Exercise description: Which lines hold the word "Simulator"? Copy each one.

Records shown:
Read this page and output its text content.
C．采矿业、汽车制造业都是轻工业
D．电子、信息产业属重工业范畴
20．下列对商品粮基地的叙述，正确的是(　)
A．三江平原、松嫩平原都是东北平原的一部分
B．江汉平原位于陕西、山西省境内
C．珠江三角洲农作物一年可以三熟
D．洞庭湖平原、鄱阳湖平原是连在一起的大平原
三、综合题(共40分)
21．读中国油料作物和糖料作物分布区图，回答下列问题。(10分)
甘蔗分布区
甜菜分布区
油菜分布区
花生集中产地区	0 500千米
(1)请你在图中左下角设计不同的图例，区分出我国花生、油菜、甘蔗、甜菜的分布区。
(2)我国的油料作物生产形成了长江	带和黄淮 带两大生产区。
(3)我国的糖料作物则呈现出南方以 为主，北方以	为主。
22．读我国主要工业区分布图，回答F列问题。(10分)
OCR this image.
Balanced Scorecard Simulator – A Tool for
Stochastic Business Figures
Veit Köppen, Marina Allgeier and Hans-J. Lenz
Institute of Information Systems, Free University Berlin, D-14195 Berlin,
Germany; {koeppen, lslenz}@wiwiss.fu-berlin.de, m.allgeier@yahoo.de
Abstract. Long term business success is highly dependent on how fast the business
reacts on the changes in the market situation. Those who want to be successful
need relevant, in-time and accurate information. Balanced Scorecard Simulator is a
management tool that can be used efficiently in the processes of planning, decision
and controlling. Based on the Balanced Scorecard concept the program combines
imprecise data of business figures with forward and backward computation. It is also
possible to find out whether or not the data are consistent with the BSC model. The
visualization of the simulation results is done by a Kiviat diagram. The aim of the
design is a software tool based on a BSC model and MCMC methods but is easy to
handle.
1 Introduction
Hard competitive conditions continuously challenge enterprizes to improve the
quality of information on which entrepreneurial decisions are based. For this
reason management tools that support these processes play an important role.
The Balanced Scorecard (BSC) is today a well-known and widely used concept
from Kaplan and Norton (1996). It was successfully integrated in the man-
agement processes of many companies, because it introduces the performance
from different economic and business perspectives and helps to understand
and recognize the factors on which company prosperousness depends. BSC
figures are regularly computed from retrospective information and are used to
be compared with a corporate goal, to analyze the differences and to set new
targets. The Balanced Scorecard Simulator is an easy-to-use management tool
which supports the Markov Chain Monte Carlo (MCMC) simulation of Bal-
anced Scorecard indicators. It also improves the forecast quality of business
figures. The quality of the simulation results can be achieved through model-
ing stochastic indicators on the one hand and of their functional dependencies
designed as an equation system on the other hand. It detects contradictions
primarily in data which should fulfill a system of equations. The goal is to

Complete output:
Balanced Scorecard Simulator – A Tool for
need relevant, in-time and accurate information. Balanced Scorecard Simulator is a
targets. The Balanced Scorecard Simulator is an easy-to-use management tool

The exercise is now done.